## Prompt
Of the lines in the listing, how many include the string "structure"? Write the number and nothing else.

## Records shown
☆ ☆ ☆

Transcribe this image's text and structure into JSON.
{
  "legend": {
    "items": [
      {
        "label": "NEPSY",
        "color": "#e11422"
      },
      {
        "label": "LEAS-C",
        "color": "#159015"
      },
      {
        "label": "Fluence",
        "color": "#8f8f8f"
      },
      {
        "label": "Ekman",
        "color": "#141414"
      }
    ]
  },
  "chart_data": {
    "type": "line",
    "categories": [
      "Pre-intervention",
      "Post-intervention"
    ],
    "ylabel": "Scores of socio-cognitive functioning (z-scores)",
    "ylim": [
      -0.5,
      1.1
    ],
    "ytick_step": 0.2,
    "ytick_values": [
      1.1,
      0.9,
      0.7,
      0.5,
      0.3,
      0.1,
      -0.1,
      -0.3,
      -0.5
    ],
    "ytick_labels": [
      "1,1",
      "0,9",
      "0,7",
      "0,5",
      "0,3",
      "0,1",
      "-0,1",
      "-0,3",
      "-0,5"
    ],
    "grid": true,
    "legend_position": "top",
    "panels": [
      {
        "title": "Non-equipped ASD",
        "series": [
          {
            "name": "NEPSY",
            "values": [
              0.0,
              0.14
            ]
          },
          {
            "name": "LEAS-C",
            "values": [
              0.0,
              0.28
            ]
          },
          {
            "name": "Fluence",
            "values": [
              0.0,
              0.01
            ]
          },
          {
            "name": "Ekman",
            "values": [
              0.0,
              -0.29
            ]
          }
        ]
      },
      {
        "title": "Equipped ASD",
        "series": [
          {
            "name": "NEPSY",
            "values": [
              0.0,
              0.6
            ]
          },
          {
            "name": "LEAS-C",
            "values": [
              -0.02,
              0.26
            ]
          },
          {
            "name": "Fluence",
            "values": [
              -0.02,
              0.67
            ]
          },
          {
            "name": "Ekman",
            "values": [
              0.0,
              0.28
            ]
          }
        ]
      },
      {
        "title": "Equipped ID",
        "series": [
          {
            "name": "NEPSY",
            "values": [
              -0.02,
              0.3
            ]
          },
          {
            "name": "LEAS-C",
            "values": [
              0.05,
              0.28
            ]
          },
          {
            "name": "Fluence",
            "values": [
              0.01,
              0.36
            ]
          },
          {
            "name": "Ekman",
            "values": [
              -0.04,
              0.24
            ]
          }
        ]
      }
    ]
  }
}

☆ ☆ ☆

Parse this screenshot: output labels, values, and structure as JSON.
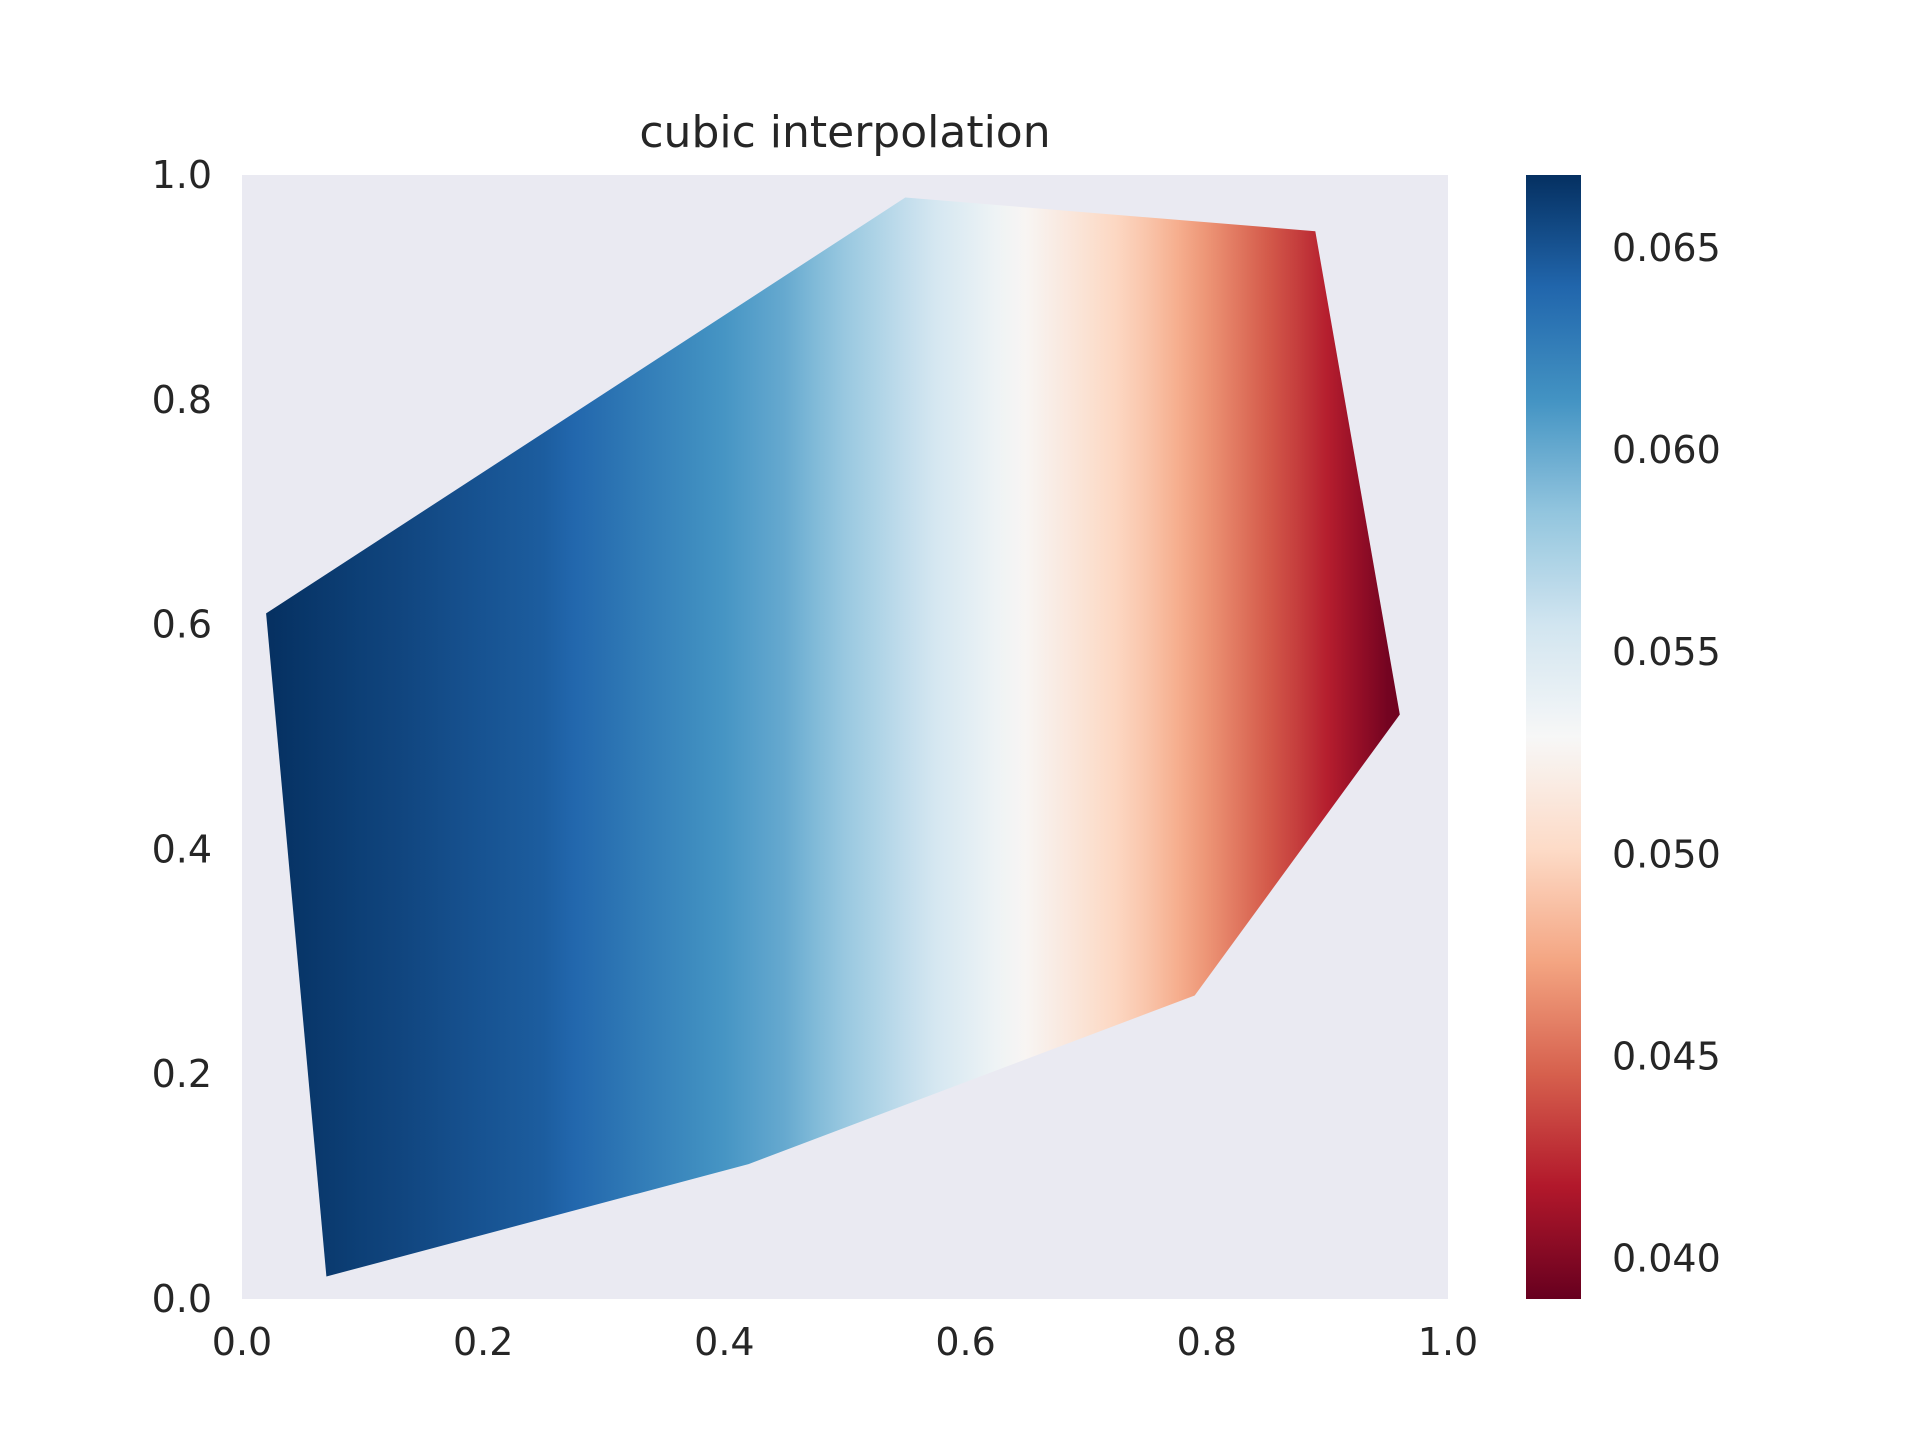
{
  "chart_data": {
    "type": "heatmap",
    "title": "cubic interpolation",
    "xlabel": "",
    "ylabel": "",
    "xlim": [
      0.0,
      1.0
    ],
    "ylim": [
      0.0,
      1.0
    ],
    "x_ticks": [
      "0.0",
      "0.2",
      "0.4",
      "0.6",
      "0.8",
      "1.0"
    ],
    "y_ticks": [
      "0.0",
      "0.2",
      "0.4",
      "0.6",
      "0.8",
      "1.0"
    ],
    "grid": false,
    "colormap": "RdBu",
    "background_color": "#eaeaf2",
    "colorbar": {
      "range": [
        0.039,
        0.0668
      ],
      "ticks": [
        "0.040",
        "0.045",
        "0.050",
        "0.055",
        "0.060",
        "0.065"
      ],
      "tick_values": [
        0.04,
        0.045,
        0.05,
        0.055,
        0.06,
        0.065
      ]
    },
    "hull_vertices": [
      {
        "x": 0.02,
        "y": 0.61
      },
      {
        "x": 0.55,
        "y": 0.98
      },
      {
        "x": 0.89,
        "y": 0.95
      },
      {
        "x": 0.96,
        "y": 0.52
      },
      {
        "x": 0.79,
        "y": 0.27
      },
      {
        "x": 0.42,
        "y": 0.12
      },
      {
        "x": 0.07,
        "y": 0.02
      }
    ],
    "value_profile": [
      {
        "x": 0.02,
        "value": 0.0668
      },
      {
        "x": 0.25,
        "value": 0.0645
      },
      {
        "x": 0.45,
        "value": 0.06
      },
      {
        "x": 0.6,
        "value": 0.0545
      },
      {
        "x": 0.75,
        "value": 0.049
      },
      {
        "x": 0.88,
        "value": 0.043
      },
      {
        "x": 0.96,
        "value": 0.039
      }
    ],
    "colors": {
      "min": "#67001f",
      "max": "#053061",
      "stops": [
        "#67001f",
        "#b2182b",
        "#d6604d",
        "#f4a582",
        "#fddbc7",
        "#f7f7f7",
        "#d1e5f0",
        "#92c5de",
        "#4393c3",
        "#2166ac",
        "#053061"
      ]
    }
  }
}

☆ ☆ ☆

## Correct answer
2